[Saved data entries]
§ §
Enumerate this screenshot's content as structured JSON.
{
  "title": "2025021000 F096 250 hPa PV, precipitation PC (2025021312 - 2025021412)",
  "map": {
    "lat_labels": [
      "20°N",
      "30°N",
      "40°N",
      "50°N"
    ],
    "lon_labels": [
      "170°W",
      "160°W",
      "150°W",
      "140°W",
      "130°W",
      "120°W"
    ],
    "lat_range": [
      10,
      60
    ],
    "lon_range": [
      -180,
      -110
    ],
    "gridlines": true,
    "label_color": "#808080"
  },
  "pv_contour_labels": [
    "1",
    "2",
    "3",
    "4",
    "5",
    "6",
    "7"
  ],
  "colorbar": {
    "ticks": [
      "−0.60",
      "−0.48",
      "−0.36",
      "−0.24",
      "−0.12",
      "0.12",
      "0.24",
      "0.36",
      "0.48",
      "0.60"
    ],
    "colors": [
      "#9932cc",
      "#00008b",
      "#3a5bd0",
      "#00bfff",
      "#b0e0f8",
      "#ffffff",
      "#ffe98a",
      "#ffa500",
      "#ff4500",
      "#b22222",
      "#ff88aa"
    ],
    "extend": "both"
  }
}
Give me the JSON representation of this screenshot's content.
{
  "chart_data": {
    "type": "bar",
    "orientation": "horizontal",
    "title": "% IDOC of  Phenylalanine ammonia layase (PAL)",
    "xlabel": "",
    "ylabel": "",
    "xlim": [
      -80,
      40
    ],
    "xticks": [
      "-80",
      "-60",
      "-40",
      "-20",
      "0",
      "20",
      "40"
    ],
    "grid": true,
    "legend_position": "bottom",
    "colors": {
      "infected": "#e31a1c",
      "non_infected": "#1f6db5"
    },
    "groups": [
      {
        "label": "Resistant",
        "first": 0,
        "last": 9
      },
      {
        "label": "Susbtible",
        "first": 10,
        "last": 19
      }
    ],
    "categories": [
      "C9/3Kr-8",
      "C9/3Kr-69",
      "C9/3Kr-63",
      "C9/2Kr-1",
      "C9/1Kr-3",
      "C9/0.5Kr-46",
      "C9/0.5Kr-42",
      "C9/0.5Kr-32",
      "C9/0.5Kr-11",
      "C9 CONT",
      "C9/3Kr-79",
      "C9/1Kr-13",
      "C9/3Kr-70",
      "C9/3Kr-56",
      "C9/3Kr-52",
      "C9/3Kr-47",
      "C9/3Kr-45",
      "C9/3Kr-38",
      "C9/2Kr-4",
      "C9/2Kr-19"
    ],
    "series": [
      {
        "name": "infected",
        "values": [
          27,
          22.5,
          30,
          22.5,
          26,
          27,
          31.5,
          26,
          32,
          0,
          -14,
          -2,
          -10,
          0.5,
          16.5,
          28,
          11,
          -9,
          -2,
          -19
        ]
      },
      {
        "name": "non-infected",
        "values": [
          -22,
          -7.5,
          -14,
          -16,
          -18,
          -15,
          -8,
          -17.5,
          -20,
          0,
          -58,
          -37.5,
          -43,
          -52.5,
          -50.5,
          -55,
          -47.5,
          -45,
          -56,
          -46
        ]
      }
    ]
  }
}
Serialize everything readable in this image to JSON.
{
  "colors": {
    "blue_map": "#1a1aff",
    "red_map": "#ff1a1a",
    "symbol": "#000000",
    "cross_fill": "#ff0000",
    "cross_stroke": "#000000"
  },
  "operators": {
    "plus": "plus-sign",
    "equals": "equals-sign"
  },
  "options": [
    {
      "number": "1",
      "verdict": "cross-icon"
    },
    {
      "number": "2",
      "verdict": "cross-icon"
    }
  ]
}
§ §
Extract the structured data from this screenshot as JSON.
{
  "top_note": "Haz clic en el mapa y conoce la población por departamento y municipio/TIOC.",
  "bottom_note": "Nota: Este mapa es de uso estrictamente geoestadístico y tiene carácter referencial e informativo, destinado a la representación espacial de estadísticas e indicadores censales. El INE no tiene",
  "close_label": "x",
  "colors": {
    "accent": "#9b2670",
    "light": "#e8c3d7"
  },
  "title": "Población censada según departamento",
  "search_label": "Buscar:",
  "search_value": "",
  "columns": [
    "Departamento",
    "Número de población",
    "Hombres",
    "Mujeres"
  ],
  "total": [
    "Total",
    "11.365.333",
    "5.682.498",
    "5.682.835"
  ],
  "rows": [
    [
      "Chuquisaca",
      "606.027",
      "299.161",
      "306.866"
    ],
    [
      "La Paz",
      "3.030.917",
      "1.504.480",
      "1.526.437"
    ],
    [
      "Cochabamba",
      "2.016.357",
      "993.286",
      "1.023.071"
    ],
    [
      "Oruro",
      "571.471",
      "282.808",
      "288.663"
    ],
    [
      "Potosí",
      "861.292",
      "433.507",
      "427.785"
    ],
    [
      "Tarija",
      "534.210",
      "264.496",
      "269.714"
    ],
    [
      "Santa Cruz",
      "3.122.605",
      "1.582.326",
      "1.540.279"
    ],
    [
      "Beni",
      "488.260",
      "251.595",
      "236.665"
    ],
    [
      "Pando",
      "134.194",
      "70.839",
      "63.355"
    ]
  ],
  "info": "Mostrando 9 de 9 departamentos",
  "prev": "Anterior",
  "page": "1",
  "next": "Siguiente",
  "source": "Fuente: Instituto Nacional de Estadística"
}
§ §
Find how many lines include the string "structured" and report that number alone.

▶ **WRITTEN REPLY**
2